* start Exercise materials *

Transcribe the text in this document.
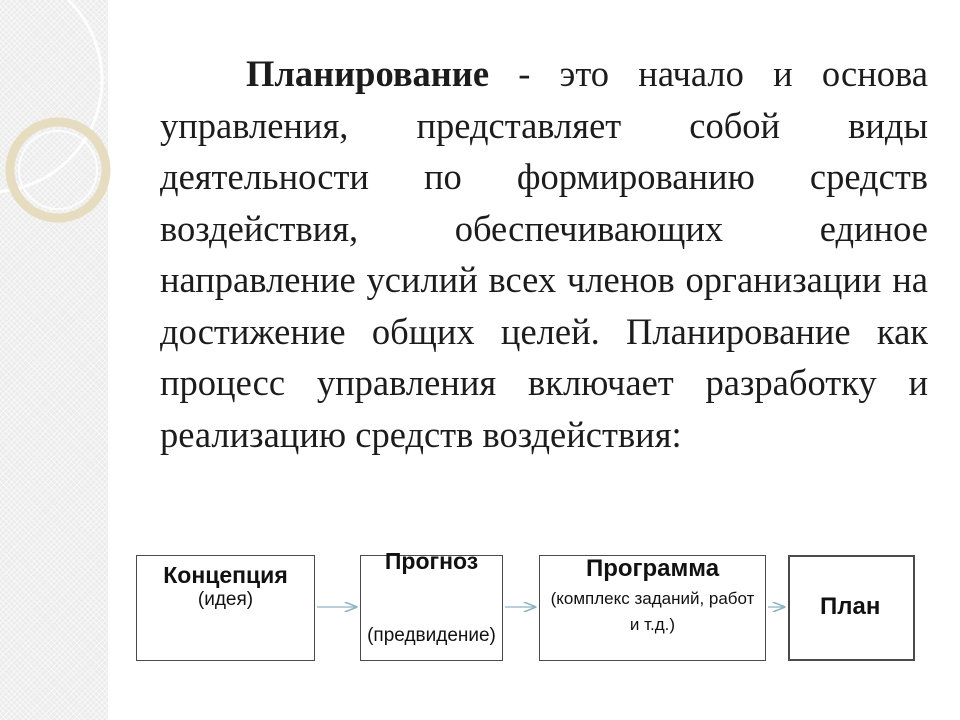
Планирование - это начало и основа управления, представляет собой виды деятельности по формированию средств воздействия, обеспечивающих единое направление усилий всех членов организации на достижение общих целей. Планирование как процесс управления включает разработку и реализацию средств воздействия:

Концепция
(идея)
Прогноз
(предвидение)
Программа
(комплекс заданий, работ и т.д.)
План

* end Exercise materials *

*What is expected*
Write out the records above once more, word for word, with no pictures.

*Task response*
Transcribe the text in this document.
Планирование - это начало и основа управления, представляет собой виды деятельности по формированию средств воздействия, обеспечивающих единое направление усилий всех членов организации на достижение общих целей. Планирование как процесс управления включает разработку и реализацию средств воздействия:

Концепция
(идея)
Прогноз
(предвидение)
Программа
(комплекс заданий, работ и т.д.)
План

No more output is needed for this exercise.